# Aim of the exercise
Go to the line containing "Parse this chart and return its data as JSON." below; retype it and all following lines exactly, and leave out the pictures.

********

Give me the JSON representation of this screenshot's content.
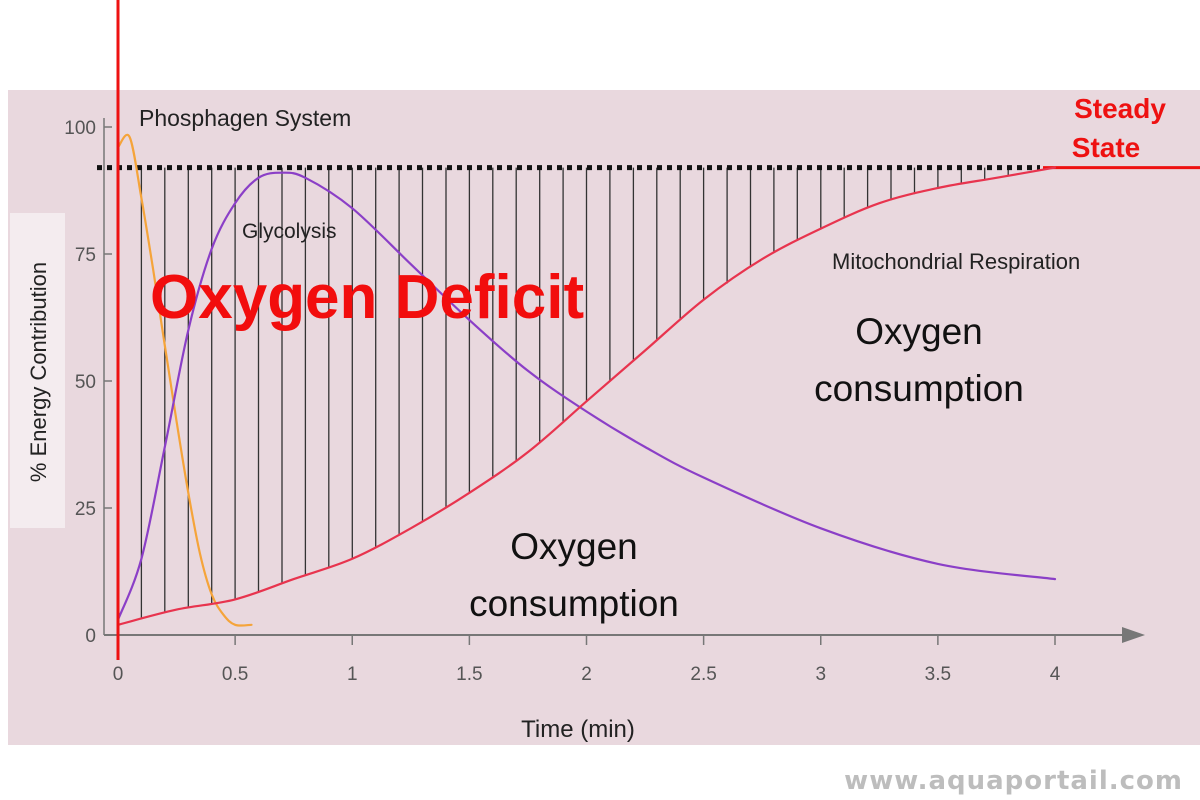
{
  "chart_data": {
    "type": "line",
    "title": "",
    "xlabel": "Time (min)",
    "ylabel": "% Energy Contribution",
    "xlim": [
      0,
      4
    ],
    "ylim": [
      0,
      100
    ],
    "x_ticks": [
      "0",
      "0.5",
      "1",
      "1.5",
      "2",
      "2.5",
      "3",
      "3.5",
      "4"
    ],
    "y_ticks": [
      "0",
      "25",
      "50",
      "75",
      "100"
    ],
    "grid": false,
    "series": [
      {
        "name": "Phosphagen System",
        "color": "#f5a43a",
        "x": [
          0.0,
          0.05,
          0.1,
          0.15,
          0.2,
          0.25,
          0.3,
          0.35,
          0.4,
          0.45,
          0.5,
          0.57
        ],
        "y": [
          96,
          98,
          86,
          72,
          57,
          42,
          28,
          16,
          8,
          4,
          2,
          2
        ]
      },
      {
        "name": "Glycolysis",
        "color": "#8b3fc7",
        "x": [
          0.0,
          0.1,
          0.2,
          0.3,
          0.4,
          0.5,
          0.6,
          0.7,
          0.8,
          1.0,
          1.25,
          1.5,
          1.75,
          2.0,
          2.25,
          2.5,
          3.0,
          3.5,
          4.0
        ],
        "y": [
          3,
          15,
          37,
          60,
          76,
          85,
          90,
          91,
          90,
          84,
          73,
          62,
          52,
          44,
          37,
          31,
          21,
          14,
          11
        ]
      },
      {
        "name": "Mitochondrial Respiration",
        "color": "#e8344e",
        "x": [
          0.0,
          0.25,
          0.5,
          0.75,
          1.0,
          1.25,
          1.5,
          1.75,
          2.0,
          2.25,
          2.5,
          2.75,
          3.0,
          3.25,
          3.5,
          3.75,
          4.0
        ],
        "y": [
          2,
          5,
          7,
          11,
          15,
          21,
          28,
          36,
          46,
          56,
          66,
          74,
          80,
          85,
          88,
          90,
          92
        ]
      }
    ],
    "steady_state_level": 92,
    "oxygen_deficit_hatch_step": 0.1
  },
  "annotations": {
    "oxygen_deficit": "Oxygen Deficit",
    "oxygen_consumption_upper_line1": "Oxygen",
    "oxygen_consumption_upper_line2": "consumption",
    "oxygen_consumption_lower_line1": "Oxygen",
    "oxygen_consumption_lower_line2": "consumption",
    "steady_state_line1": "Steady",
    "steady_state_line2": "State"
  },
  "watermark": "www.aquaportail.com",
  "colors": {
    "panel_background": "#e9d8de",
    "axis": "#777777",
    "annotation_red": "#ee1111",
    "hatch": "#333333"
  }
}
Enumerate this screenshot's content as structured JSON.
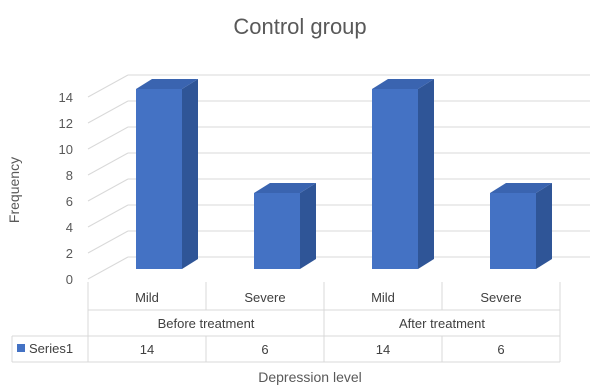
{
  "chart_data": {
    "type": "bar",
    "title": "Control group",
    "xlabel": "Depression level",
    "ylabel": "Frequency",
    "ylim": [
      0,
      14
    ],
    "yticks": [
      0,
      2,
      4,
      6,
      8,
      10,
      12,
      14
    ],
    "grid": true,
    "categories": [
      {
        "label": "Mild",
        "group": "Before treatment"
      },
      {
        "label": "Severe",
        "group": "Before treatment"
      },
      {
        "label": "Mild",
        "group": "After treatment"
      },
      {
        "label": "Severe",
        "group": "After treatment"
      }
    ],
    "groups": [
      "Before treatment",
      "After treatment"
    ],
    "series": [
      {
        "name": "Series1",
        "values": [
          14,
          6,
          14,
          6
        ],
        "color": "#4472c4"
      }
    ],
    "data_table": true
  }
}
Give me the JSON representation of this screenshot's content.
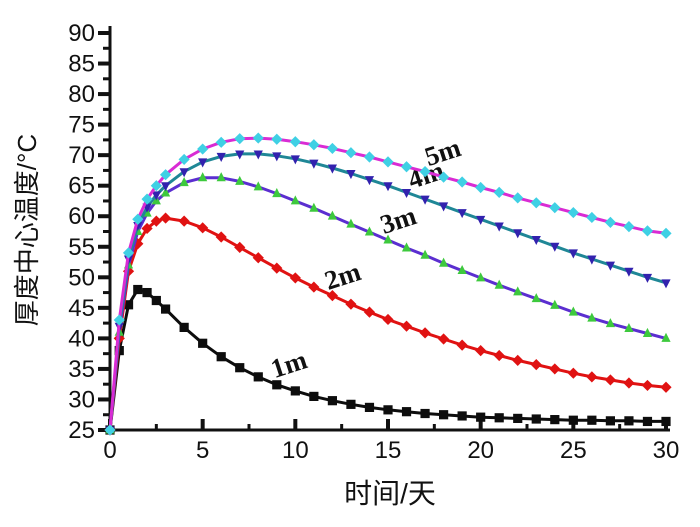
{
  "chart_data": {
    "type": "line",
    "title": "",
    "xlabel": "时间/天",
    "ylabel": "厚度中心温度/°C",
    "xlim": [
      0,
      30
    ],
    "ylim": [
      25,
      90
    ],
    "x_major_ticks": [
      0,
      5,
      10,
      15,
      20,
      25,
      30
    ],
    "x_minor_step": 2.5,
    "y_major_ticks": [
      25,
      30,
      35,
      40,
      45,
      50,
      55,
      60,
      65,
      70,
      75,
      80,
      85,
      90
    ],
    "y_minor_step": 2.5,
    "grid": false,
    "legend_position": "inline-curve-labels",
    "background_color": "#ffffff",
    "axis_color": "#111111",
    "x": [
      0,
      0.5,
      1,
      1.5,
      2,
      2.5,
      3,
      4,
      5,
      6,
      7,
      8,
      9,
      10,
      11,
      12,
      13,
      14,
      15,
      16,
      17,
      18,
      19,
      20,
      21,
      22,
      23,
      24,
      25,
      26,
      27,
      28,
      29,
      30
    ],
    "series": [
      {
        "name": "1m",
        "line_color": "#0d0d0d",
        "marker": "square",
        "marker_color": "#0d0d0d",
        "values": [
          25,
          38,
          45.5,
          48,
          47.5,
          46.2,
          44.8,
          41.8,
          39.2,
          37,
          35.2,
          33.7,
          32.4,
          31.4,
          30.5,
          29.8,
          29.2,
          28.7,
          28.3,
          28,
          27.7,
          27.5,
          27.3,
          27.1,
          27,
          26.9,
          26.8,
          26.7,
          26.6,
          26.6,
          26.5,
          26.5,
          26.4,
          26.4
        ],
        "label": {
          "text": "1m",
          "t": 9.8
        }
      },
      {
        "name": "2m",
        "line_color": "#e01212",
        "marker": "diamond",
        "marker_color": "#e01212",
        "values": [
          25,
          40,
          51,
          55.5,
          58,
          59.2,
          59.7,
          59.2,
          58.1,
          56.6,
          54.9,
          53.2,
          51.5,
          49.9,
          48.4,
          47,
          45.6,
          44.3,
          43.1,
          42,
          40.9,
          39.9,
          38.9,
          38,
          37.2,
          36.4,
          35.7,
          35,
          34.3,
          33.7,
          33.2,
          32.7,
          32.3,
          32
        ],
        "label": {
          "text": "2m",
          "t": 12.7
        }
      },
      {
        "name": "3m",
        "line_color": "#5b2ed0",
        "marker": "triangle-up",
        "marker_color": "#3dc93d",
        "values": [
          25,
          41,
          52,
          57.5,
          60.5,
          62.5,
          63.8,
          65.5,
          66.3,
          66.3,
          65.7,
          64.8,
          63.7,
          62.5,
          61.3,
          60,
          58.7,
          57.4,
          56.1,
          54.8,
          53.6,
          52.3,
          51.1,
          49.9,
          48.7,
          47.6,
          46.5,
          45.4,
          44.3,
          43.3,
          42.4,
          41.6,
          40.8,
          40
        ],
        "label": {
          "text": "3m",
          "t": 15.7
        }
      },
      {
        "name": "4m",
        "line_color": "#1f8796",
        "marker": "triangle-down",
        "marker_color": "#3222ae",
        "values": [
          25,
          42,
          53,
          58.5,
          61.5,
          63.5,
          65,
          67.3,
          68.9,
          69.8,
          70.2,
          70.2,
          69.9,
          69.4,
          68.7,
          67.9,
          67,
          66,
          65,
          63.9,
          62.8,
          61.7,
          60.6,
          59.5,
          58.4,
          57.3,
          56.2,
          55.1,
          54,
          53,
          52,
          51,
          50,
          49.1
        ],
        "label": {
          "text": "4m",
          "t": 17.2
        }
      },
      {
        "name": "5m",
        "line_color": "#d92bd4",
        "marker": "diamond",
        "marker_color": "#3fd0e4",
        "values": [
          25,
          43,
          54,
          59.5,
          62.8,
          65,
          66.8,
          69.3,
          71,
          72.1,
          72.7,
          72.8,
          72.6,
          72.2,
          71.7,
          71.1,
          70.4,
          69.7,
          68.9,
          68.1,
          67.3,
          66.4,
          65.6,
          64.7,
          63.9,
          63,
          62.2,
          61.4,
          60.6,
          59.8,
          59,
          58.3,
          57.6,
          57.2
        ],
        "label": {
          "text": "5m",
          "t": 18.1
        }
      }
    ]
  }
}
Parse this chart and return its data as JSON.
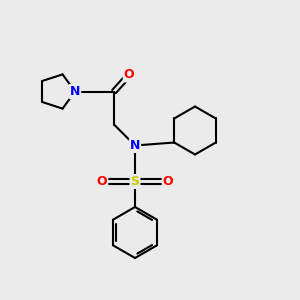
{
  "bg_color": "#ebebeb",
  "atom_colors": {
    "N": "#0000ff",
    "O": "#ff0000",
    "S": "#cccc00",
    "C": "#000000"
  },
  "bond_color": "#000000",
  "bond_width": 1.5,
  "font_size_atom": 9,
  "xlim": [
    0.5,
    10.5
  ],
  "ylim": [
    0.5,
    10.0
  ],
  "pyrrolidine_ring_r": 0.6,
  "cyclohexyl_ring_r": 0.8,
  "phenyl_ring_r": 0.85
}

********

# Solved problem
Parse this chart and return its data as JSON.
{
  "bg_color": "#ebebeb",
  "atom_colors": {
    "N": "#0000ff",
    "O": "#ff0000",
    "S": "#cccc00",
    "C": "#000000"
  },
  "bond_color": "#000000",
  "bond_width": 1.5,
  "font_size_atom": 9,
  "xlim": [
    0.5,
    10.5
  ],
  "ylim": [
    0.5,
    10.0
  ],
  "pyrrolidine_ring_r": 0.6,
  "cyclohexyl_ring_r": 0.8,
  "phenyl_ring_r": 0.85
}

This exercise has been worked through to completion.